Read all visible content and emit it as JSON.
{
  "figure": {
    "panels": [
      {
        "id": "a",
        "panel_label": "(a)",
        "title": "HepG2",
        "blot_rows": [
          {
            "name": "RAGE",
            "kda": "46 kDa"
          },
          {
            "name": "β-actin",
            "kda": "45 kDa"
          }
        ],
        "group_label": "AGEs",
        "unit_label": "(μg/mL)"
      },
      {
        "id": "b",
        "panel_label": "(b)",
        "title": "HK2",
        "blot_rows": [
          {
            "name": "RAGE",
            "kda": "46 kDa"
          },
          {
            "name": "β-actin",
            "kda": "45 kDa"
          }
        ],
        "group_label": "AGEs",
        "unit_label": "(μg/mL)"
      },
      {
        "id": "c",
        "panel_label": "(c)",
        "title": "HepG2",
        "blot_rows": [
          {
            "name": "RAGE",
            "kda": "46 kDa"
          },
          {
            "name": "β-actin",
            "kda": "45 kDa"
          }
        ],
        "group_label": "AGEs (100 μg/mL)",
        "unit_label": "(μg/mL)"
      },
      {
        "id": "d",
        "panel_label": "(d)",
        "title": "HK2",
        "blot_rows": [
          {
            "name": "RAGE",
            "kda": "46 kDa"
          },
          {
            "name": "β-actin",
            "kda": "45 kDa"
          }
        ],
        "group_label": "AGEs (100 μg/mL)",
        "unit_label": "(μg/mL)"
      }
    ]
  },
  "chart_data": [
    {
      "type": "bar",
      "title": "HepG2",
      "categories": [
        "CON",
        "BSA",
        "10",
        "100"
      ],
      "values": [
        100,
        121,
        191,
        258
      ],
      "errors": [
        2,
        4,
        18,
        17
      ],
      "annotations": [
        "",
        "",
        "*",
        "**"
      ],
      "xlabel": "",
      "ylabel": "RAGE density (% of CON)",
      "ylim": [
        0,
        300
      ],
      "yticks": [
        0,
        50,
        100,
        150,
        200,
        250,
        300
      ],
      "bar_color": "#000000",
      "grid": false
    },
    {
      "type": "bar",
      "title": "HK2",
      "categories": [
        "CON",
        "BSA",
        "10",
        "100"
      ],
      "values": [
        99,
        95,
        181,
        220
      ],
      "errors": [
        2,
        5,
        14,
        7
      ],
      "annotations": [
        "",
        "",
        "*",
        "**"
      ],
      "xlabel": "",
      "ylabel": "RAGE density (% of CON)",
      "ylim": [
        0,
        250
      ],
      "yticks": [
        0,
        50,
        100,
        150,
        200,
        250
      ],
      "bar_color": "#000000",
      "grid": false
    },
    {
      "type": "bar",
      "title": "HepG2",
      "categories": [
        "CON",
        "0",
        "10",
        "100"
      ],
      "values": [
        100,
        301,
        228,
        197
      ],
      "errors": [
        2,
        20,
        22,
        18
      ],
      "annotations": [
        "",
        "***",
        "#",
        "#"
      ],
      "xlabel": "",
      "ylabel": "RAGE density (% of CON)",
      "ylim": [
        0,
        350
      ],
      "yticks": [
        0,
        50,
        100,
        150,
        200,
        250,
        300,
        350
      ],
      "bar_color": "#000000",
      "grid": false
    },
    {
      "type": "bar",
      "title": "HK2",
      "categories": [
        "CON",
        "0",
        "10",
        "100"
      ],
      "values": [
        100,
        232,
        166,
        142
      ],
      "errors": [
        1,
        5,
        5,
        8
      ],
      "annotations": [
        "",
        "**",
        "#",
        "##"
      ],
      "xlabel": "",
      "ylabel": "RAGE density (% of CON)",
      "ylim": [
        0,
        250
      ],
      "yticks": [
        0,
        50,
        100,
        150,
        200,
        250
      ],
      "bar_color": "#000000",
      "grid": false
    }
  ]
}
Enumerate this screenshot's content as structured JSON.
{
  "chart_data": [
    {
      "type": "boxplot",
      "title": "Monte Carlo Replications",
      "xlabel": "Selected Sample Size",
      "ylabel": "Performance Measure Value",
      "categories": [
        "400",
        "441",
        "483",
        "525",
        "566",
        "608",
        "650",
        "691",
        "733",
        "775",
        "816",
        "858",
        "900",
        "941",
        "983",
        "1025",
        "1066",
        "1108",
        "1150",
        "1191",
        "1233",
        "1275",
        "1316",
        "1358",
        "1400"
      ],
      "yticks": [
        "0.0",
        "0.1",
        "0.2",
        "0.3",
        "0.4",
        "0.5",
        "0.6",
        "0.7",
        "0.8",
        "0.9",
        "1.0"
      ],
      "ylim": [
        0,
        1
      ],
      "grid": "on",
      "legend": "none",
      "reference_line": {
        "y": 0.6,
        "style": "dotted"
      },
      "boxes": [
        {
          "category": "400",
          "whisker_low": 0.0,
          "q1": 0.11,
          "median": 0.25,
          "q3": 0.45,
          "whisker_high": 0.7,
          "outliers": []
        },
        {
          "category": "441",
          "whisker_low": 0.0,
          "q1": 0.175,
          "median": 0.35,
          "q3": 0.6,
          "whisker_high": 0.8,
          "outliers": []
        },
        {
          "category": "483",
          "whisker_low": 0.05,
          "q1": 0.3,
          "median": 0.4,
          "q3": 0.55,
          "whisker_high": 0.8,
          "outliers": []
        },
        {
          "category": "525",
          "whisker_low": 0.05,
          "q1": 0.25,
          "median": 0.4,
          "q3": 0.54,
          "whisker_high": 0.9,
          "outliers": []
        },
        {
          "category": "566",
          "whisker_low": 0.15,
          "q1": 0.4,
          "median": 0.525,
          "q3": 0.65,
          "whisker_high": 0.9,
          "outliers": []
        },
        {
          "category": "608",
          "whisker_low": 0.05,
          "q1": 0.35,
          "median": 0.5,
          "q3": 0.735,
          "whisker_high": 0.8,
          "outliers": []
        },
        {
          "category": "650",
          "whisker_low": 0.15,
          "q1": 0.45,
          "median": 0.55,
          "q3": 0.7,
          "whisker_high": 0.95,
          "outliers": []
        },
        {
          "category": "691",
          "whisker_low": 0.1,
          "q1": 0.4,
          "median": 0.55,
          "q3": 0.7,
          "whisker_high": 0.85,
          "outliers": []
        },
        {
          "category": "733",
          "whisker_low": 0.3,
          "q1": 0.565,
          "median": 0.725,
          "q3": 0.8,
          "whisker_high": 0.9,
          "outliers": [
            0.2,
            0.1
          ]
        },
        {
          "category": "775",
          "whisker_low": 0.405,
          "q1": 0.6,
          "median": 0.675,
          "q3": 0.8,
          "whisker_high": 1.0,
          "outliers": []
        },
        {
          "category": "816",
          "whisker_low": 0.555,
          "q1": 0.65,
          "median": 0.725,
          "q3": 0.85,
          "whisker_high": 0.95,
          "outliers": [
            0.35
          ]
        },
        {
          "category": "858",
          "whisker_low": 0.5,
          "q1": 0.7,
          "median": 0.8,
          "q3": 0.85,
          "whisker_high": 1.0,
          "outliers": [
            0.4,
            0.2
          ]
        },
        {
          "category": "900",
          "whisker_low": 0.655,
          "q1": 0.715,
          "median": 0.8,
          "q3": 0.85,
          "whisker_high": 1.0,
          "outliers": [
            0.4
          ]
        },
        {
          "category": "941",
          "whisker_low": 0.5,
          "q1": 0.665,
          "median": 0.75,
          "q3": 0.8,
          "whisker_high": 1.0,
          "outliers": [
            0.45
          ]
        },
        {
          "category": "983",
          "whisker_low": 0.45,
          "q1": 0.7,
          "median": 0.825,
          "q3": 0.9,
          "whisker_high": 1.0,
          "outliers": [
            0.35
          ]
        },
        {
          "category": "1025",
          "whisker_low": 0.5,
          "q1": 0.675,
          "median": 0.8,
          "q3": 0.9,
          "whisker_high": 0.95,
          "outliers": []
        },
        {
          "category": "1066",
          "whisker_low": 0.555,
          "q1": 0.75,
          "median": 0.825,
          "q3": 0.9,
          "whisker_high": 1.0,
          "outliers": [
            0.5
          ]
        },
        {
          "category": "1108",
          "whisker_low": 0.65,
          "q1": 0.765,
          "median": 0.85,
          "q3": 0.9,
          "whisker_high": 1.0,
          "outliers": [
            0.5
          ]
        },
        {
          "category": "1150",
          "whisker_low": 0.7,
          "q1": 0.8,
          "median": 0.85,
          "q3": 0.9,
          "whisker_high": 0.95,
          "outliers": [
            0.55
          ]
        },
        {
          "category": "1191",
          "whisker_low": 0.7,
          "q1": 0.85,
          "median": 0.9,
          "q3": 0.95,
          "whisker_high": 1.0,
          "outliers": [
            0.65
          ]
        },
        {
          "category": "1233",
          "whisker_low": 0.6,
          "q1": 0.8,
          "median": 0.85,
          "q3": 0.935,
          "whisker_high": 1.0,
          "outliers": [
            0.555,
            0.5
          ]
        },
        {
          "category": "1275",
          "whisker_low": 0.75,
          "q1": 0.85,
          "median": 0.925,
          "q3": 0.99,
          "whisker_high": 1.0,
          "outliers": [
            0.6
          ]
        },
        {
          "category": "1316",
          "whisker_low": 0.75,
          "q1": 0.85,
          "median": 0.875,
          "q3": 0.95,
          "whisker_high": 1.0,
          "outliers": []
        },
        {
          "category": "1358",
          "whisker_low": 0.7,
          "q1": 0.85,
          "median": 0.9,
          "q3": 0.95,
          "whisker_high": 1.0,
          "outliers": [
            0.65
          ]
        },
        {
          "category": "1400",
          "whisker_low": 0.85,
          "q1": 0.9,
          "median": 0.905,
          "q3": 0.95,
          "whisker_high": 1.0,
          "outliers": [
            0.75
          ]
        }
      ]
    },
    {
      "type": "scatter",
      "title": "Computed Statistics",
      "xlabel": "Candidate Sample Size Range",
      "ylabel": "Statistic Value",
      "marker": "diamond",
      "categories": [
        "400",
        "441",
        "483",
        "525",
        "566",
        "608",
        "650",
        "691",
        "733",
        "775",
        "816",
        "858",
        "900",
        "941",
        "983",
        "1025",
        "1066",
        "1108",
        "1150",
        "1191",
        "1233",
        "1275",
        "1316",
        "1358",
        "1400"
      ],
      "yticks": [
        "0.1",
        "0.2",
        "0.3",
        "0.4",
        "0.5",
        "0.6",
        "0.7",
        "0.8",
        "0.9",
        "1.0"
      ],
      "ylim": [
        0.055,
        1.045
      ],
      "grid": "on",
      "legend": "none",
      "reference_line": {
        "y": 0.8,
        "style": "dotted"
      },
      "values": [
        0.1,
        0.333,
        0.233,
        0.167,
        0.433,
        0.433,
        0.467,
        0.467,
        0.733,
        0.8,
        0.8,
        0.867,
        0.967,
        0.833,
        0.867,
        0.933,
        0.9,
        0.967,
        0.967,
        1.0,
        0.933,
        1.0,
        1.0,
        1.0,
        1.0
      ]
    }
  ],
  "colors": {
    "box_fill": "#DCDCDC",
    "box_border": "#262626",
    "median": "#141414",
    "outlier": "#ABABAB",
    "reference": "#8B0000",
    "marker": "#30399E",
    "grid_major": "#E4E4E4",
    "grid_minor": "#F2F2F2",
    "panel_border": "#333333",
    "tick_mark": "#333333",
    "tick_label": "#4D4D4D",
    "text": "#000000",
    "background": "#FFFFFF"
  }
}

● STATED PROBLEM:
Filter lines by "Size" and return each hit.

● EXERCISE RESPONSE:
      "xlabel": "Selected Sample Size",
      "xlabel": "Candidate Sample Size Range",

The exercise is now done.